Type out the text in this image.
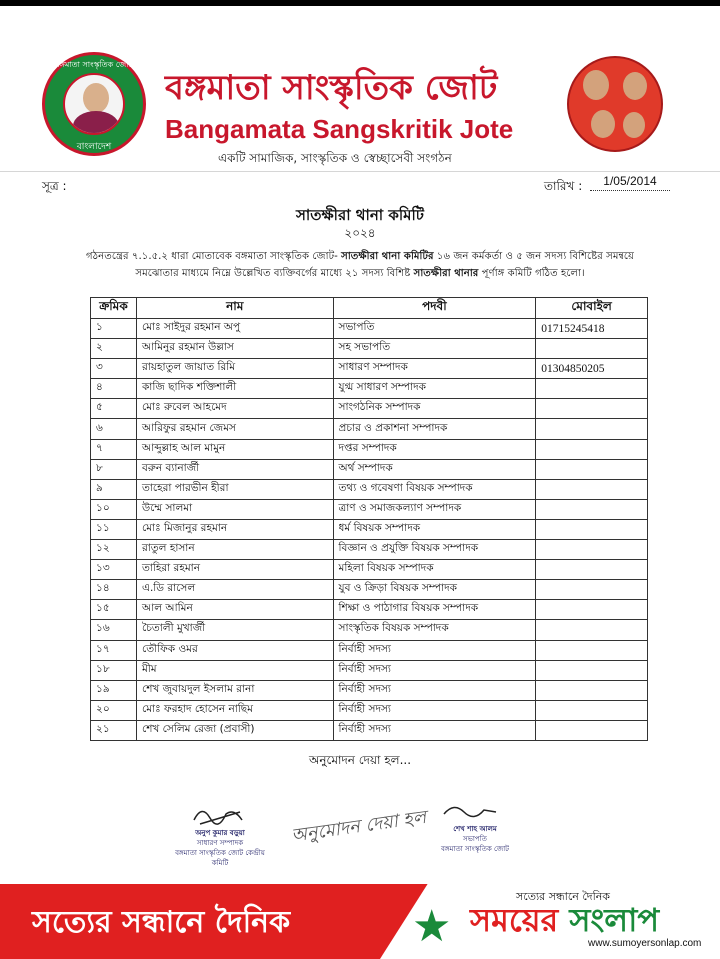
বঙ্গমাতা সাংস্কৃতিক জোট
বাংলাদেশ
বঙ্গমাতা সাংস্কৃতিক জোট
Bangamata Sangskritik Jote
একটি সামাজিক, সাংস্কৃতিক ও স্বেচ্ছাসেবী সংগঠন
সূত্র :	তারিখ :	1/05/2014
সাতক্ষীরা থানা কমিটি
২০২৪
গঠনতন্ত্রের ৭.১.৫.২ ধারা মোতাবেক বঙ্গমাতা সাংস্কৃতিক জোট- সাতক্ষীরা থানা কমিটির ১৬ জন কর্মকর্তা ও ৫ জন সদস্য বিশিষ্টের সমন্বয়ে সমঝোতার মাধ্যমে নিম্নে উল্লেখিত ব্যক্তিবর্গের মাধ্যে ২১ সদস্য বিশিষ্ট সাতক্ষীরা থানার পূর্ণাঙ্গ কমিটি গঠিত হলো।
ক্রমিক	নাম	পদবী	মোবাইল
১	মোঃ সাইদুর রহমান অপু	সভাপতি	01715245418
২	আমিনুর রহমান উল্লাস	সহ সভাপতি	
৩	রায়হাতুল জায়াত রিমি	সাধারণ সম্পাদক	01304850205
৪	কাজি ছাদিক শক্তিশালী	যুগ্ম সাধারণ সম্পাদক	
৫	মোঃ রুবেল আহমেদ	সাংগঠনিক সম্পাদক	
৬	আরিফুর রহমান জেমস	প্রচার ও প্রকাশনা সম্পাদক	
৭	আব্দুল্লাহ আল মামুন	দপ্তর সম্পাদক	
৮	বরুন ব্যানার্জী	অর্থ সম্পাদক	
৯	তাহেরা পারভীন হীরা	তথ্য ও গবেষণা বিষয়ক সম্পাদক	
১০	উম্মে সালমা	ত্রাণ ও সমাজকল্যাণ সম্পাদক	
১১	মোঃ মিজানুর রহমান	ধর্ম বিষয়ক সম্পাদক	
১২	রাতুল হাসান	বিজ্ঞান ও প্রযুক্তি বিষয়ক সম্পাদক	
১৩	তাহিরা রহমান	মহিলা বিষয়ক সম্পাদক	
১৪	এ.ডি রাসেল	যুব ও ক্রিড়া বিষয়ক সম্পাদক	
১৫	আল আমিন	শিক্ষা ও পাঠাগার বিষয়ক সম্পাদক	
১৬	চৈতালী মুখার্জী	সাংস্কৃতিক বিষয়ক সম্পাদক	
১৭	তৌফিক ওমর	নির্বাহী সদস্য	
১৮	মীম	নির্বাহী সদস্য	
১৯	শেখ জুবায়দুল ইসলাম রানা	নির্বাহী সদস্য	
২০	মোঃ ফরহাদ হোসেন নাছিম	নির্বাহী সদস্য	
২১	শেখ সেলিম রেজা (প্রবাসী)	নির্বাহী সদস্য	
অনুমোদন দেয়া হল...
অনুপ কুমার বড়ুয়া
সাধারণ সম্পাদক
বঙ্গমাতা সাংস্কৃতিক জোট কেন্দ্রীয় কমিটি
অনুমোদন দেয়া হল	শেখ শাহ আলম
সভাপতি
বঙ্গমাতা সাংস্কৃতিক জোট
সত্যের সন্ধানে দৈনিক	★
সত্যের সন্ধানে দৈনিক
সময়ের সংলাপ
www.sumoyersonlap.com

----------

What is being asked: Copy each line of the records precisely and drop any images they hold.

Solution to this task:
Type out the text in this image.
বঙ্গমাতা সাংস্কৃতিক জোট
বাংলাদেশ
বঙ্গমাতা সাংস্কৃতিক জোট
Bangamata Sangskritik Jote
একটি সামাজিক, সাংস্কৃতিক ও স্বেচ্ছাসেবী সংগঠন
সূত্র :	তারিখ :	1/05/2014
সাতক্ষীরা থানা কমিটি
২০২৪
গঠনতন্ত্রের ৭.১.৫.২ ধারা মোতাবেক বঙ্গমাতা সাংস্কৃতিক জোট- সাতক্ষীরা থানা কমিটির ১৬ জন কর্মকর্তা ও ৫ জন সদস্য বিশিষ্টের সমন্বয়ে সমঝোতার মাধ্যমে নিম্নে উল্লেখিত ব্যক্তিবর্গের মাধ্যে ২১ সদস্য বিশিষ্ট সাতক্ষীরা থানার পূর্ণাঙ্গ কমিটি গঠিত হলো।
ক্রমিক	নাম	পদবী	মোবাইল
১	মোঃ সাইদুর রহমান অপু	সভাপতি	01715245418
২	আমিনুর রহমান উল্লাস	সহ সভাপতি	
৩	রায়হাতুল জায়াত রিমি	সাধারণ সম্পাদক	01304850205
৪	কাজি ছাদিক শক্তিশালী	যুগ্ম সাধারণ সম্পাদক	
৫	মোঃ রুবেল আহমেদ	সাংগঠনিক সম্পাদক	
৬	আরিফুর রহমান জেমস	প্রচার ও প্রকাশনা সম্পাদক	
৭	আব্দুল্লাহ আল মামুন	দপ্তর সম্পাদক	
৮	বরুন ব্যানার্জী	অর্থ সম্পাদক	
৯	তাহেরা পারভীন হীরা	তথ্য ও গবেষণা বিষয়ক সম্পাদক	
১০	উম্মে সালমা	ত্রাণ ও সমাজকল্যাণ সম্পাদক	
১১	মোঃ মিজানুর রহমান	ধর্ম বিষয়ক সম্পাদক	
১২	রাতুল হাসান	বিজ্ঞান ও প্রযুক্তি বিষয়ক সম্পাদক	
১৩	তাহিরা রহমান	মহিলা বিষয়ক সম্পাদক	
১৪	এ.ডি রাসেল	যুব ও ক্রিড়া বিষয়ক সম্পাদক	
১৫	আল আমিন	শিক্ষা ও পাঠাগার বিষয়ক সম্পাদক	
১৬	চৈতালী মুখার্জী	সাংস্কৃতিক বিষয়ক সম্পাদক	
১৭	তৌফিক ওমর	নির্বাহী সদস্য	
১৮	মীম	নির্বাহী সদস্য	
১৯	শেখ জুবায়দুল ইসলাম রানা	নির্বাহী সদস্য	
২০	মোঃ ফরহাদ হোসেন নাছিম	নির্বাহী সদস্য	
২১	শেখ সেলিম রেজা (প্রবাসী)	নির্বাহী সদস্য	
অনুমোদন দেয়া হল...
অনুপ কুমার বড়ুয়া
সাধারণ সম্পাদক
বঙ্গমাতা সাংস্কৃতিক জোট কেন্দ্রীয় কমিটি
অনুমোদন দেয়া হল	শেখ শাহ আলম
সভাপতি
বঙ্গমাতা সাংস্কৃতিক জোট
সত্যের সন্ধানে দৈনিক	★
সত্যের সন্ধানে দৈনিক
সময়ের সংলাপ
www.sumoyersonlap.com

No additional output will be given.